--- Texto de apoio ---

21 de junho de 2023

É Verão desde as 14 horas e 58 minutos

O que eu me preparei para isto! Primeiro a averiguar e saber, com o saber científico da ciência, o momento exacto do solstício, ocorrência que me dispenso de explicar por não ter tido tempo para uma investigação suficiente. Mas resumidamente é assim: o sol chegou ao ponto mais a norte do seu trajecto aparente, tocando o trópico de Câncer, às 14 horas e 58 minutos. Aqui, onde resido, a menos de cinco quilómetros do monte da Penaventosa, o sol nasceu hoje às 6 horas e 1 minuto e irá pôr-se às 21 horas e 10 minutos e o dia, o mais longo do ano, terá 15 horas, 8 minutos e 47 segundos. Nem o governo, nem os cientistas políticos nos presenteiam com tal rigor quando nos indicam a taxa de inflação ou o aumento do preço dos combustíveis. E eu, registem isso, sou apenas um curioso que, informando-vos, não espero, apesar disso, contribuir para a felicidade de ninguém.

--- Informação apresentada ---

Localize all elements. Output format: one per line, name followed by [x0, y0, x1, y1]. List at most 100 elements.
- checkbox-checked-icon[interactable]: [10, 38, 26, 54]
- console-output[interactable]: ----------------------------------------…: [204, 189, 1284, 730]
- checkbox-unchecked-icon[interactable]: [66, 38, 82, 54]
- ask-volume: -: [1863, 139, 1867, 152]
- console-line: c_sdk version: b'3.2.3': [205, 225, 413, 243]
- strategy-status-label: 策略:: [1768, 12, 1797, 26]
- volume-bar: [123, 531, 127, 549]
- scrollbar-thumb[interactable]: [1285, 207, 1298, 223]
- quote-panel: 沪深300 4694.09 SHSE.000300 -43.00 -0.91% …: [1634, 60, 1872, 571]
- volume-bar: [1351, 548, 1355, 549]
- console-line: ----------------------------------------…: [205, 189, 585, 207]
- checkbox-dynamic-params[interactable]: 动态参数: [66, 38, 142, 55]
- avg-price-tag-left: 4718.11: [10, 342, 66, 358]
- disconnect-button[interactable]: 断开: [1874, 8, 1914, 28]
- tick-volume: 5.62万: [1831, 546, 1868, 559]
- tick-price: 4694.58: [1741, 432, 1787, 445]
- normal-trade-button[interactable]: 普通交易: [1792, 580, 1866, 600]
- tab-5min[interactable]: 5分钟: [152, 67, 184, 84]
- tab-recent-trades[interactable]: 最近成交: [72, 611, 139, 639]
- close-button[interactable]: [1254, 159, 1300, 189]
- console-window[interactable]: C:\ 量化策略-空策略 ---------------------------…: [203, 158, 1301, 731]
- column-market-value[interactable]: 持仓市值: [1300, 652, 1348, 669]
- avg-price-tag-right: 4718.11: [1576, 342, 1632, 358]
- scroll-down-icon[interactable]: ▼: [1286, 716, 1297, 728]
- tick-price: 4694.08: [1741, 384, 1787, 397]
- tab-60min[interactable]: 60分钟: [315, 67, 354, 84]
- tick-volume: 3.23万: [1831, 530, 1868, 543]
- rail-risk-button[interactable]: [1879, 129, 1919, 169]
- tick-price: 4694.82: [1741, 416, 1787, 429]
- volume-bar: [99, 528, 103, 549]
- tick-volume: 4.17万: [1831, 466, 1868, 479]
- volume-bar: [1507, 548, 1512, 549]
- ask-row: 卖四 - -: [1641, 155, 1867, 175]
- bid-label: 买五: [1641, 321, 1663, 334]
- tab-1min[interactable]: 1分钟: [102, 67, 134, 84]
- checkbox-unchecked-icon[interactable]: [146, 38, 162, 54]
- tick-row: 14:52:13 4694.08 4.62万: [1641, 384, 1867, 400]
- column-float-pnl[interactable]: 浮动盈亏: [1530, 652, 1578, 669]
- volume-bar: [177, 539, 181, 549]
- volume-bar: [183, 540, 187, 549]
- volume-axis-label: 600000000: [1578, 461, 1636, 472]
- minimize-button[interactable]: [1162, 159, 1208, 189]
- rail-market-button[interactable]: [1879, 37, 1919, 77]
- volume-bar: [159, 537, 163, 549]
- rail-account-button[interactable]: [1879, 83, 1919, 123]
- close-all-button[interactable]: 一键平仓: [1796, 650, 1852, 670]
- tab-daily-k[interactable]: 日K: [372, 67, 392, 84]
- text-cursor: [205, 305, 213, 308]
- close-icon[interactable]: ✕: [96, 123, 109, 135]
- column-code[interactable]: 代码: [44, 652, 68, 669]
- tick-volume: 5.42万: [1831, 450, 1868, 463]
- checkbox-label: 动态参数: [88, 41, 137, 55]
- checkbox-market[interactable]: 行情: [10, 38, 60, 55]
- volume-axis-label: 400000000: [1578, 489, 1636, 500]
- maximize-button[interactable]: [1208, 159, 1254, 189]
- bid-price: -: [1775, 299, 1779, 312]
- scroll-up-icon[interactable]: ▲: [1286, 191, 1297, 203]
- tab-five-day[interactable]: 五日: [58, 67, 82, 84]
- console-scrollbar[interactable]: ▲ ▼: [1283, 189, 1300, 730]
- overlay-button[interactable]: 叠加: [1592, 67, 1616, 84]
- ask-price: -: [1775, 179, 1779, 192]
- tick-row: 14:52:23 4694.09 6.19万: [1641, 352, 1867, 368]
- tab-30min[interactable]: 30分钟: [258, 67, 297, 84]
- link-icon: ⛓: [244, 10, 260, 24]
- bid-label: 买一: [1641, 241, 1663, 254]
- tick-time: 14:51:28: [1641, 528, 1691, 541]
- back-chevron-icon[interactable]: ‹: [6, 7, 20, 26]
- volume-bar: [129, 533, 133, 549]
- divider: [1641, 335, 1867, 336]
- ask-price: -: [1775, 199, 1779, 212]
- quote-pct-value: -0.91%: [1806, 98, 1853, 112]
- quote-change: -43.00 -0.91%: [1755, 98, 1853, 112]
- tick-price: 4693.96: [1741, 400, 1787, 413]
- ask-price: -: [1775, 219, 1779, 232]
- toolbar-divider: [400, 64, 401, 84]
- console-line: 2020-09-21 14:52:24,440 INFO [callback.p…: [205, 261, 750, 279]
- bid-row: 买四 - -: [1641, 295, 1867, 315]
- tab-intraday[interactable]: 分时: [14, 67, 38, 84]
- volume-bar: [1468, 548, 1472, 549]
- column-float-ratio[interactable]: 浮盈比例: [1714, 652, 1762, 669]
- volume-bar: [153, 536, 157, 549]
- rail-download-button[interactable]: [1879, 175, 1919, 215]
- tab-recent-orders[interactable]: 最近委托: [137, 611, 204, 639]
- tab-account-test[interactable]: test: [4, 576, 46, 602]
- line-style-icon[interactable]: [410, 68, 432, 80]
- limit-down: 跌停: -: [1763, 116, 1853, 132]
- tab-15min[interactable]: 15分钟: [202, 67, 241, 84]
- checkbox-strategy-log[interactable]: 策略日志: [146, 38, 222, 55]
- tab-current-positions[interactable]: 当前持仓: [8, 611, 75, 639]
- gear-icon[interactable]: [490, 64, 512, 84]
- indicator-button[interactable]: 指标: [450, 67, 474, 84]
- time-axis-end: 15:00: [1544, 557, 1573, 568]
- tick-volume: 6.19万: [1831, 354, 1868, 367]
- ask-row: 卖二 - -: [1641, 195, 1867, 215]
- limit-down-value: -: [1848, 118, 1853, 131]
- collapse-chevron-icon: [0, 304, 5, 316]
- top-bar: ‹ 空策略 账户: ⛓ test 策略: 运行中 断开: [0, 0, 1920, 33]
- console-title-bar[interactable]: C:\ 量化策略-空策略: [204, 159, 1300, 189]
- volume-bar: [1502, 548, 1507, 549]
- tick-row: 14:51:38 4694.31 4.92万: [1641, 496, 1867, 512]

---

Enunciado:
Como fica o trecho do texto sobre o solstício que abre com as palavras "O que eu me" e fecha com "felicidade de ninguém.", se trocar "inflação" por "desemprego"? Baseie-se exclusivamente no texto.

Resultado da tarefa:
O que eu me preparei para isto! Primeiro a averiguar e saber, com o saber científico da ciência, o momento exacto do solstício, ocorrência que me dispenso de explicar por não ter tido tempo para uma investigação suficiente. Mas resumidamente é assim: o sol chegou ao ponto mais a norte do seu trajecto aparente, tocando o trópico de Câncer, às 14 horas e 58 minutos. Aqui, onde resido, a menos de cinco quilómetros do monte da Penaventosa, o sol nasceu hoje às 6 horas e 1 minuto e irá pôr-se às 21 horas e 10 minutos e o dia, o mais longo do ano, terá 15 horas, 8 minutos e 47 segundos. Nem o governo, nem os cientistas políticos nos presenteiam com tal rigor quando nos indicam a taxa de desemprego ou o aumento do preço dos combustíveis. E eu, registem isso, sou apenas um curioso que, informando-vos, não espero, apesar disso, contribuir para a felicidade de ninguém.